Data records
━━━━

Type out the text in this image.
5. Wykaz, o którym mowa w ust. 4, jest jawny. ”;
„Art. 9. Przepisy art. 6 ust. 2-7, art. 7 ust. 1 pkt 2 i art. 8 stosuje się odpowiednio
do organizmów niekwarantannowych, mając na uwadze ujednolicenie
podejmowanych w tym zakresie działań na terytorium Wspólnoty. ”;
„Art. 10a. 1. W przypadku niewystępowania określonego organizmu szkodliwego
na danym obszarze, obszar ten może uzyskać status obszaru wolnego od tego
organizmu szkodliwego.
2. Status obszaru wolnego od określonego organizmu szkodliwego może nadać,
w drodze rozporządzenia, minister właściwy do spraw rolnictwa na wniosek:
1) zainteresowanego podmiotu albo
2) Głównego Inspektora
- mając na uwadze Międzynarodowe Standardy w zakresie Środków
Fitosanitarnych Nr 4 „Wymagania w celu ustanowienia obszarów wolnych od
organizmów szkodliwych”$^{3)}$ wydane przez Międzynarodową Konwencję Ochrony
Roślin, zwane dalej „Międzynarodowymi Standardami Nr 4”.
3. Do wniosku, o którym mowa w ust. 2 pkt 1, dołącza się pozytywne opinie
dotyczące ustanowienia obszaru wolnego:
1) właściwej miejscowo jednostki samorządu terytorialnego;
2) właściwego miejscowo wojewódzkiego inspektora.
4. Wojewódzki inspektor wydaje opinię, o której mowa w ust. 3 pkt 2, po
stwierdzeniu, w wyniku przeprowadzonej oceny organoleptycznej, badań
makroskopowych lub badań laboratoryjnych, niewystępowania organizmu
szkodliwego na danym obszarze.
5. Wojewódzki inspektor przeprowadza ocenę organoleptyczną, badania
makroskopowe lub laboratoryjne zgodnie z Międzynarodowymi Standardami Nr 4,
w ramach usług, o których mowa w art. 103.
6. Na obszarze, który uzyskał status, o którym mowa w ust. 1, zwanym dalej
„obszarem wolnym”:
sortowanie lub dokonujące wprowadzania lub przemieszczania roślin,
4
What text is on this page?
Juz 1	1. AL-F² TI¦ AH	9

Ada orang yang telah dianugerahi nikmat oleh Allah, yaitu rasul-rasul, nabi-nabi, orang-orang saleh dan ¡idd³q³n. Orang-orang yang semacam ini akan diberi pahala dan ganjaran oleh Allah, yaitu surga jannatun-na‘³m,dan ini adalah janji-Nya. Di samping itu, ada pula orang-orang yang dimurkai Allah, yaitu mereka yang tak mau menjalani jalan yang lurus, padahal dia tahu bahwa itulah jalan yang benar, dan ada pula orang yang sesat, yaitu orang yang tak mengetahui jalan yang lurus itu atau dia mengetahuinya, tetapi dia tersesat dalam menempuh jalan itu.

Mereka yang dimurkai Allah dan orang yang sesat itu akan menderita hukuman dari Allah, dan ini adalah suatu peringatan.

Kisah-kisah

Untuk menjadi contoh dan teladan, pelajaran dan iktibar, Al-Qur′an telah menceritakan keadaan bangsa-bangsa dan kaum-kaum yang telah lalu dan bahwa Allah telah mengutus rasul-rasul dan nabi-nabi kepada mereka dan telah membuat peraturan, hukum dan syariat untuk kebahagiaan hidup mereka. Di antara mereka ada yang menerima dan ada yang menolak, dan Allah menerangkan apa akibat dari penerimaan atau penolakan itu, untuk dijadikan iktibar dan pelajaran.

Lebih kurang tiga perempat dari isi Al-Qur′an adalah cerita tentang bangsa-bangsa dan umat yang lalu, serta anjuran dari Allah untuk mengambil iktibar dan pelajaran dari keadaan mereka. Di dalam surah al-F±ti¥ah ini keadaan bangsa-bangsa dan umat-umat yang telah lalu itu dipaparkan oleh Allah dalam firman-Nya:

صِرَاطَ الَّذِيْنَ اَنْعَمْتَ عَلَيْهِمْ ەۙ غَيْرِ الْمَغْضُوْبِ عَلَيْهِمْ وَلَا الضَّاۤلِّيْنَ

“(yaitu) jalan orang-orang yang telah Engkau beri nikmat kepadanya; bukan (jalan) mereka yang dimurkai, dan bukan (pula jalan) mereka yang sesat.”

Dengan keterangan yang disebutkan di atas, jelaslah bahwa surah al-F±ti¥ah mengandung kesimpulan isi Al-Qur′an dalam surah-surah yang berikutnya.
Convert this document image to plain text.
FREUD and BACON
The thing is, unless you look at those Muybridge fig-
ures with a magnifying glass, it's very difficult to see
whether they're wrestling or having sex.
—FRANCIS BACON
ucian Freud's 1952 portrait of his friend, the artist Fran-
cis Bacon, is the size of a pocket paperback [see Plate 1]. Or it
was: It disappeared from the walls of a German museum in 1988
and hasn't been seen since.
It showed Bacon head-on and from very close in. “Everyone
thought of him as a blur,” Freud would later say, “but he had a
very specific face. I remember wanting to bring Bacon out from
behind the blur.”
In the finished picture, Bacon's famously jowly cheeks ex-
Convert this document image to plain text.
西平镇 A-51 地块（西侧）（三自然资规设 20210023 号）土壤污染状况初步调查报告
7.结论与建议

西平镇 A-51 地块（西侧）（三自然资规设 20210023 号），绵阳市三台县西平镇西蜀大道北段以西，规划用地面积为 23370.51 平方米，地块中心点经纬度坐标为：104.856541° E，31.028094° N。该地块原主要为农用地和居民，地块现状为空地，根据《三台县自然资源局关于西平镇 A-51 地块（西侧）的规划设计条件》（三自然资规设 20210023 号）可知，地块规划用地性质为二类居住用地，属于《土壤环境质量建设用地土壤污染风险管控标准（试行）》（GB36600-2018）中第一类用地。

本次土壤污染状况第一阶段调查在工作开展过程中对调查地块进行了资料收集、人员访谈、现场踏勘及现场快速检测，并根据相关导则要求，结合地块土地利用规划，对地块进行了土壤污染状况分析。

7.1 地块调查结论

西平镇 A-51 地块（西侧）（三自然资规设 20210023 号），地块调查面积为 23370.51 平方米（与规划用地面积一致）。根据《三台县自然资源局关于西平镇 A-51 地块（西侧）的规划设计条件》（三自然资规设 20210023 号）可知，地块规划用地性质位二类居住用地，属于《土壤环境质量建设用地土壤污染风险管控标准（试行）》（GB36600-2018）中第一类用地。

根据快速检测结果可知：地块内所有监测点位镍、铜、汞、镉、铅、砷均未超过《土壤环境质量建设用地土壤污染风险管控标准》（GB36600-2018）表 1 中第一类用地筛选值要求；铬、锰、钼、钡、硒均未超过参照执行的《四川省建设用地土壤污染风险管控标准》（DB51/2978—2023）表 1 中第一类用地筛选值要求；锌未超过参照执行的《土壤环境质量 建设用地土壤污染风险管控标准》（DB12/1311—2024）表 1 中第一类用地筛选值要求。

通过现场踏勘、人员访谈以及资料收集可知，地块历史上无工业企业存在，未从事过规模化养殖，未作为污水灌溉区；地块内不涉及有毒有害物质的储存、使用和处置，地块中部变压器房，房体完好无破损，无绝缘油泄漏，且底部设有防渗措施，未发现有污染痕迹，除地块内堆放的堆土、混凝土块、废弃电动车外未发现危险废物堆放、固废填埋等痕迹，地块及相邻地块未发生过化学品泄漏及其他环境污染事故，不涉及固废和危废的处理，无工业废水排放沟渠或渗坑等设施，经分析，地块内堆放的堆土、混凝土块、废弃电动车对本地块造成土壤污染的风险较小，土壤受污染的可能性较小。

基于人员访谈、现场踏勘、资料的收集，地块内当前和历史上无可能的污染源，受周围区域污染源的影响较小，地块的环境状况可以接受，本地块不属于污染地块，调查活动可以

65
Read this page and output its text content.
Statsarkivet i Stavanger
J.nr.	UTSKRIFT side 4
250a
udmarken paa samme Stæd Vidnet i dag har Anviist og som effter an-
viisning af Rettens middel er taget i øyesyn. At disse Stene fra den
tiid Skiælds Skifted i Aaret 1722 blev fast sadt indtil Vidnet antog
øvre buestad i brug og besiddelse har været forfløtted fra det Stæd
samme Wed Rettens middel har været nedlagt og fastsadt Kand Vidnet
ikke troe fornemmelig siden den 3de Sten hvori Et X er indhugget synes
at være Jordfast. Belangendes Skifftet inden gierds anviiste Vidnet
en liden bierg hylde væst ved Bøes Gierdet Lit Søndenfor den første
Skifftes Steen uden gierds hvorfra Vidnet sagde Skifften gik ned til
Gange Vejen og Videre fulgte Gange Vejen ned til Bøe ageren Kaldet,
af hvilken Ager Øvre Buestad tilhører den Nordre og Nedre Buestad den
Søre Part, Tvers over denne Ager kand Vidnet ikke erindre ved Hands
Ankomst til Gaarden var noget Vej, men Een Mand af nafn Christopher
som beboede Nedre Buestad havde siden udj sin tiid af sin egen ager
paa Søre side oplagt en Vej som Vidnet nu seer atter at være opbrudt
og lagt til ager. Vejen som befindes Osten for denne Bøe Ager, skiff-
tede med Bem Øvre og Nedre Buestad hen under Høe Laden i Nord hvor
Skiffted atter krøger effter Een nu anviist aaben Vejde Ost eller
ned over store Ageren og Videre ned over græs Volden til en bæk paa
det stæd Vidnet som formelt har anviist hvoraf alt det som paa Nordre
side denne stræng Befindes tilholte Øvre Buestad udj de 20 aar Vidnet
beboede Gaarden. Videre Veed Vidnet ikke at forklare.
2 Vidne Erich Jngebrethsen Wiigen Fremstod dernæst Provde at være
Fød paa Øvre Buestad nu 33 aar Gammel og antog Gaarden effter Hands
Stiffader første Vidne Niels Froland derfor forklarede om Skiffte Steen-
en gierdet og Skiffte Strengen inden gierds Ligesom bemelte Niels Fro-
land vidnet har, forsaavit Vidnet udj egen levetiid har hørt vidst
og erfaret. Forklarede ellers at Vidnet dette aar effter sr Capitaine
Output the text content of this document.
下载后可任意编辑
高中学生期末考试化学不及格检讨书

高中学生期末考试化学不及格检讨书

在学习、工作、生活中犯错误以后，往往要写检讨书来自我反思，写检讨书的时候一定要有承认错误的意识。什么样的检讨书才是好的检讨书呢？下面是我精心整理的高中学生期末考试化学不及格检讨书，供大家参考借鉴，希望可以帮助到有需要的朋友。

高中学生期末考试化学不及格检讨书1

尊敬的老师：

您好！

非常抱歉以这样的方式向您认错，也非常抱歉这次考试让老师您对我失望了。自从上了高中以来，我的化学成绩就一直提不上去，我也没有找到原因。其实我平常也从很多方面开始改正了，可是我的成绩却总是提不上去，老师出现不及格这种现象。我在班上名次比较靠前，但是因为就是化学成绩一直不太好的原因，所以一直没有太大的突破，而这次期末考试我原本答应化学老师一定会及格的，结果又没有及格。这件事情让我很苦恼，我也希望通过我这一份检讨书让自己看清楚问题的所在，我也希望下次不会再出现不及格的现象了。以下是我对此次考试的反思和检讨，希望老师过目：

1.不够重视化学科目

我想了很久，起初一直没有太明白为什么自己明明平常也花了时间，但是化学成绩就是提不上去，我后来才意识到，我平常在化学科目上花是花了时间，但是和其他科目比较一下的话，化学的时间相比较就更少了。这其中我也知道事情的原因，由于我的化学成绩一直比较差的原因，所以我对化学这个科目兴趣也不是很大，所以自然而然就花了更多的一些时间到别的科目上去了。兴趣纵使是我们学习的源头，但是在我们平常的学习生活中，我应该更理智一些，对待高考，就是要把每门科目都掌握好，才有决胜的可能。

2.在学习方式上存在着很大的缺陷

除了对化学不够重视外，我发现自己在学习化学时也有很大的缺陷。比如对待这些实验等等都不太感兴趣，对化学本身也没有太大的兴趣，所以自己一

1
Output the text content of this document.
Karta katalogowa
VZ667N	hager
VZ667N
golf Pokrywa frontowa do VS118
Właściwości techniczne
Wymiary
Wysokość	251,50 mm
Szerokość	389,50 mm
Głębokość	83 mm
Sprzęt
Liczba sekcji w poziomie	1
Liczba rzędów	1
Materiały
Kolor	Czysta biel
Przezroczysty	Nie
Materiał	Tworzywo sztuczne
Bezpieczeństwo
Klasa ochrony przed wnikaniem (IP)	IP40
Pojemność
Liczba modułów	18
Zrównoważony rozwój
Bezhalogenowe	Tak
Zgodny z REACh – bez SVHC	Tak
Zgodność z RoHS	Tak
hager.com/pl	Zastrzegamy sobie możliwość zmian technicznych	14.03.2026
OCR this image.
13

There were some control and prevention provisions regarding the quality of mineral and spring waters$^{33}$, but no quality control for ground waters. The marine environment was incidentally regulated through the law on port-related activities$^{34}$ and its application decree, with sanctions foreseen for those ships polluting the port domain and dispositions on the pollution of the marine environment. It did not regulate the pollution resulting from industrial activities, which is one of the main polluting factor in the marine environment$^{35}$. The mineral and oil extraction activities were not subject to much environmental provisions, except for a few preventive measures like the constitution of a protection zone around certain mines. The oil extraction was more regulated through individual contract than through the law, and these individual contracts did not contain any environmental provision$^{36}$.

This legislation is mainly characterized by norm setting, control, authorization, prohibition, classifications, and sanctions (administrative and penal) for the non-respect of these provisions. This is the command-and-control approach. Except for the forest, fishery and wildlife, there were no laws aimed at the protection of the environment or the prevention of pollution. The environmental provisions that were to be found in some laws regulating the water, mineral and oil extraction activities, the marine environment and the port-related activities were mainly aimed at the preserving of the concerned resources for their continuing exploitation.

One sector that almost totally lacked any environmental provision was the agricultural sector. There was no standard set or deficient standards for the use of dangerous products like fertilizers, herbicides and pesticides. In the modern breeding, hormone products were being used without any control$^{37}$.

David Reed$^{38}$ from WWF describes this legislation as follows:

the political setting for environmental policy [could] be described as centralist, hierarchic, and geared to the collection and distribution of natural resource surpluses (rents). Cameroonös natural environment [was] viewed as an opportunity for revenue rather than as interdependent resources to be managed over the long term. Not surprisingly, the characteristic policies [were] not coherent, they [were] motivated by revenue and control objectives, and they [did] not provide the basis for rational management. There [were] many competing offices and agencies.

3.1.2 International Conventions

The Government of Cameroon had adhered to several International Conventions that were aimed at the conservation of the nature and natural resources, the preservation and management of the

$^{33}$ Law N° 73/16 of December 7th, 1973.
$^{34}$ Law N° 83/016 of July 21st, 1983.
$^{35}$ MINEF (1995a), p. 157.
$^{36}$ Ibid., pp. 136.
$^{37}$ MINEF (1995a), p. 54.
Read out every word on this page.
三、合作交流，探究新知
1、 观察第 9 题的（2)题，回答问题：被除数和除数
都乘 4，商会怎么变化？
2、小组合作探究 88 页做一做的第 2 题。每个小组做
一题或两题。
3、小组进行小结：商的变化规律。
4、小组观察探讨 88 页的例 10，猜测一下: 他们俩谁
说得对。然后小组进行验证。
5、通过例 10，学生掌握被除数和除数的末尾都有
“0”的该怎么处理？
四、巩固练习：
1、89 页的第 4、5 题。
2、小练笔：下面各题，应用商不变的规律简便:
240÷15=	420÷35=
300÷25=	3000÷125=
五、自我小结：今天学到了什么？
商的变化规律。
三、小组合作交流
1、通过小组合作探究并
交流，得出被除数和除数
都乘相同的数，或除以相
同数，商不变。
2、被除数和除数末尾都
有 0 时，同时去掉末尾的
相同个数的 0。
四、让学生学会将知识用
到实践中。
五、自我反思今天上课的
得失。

━━━━

* TASK DIRECTIONS *
Extract each line from the listing that holds the word "denne".

* EXERCISE OUTPUT *
Søre Part, Tvers over denne Ager kand Vidnet ikke erindre ved Hands
og lagt til ager. Vejen som befindes Osten for denne Bøe Ager, skiff-
side denne stræng Befindes tilholte Øvre Buestad udj de 20 aar Vidnet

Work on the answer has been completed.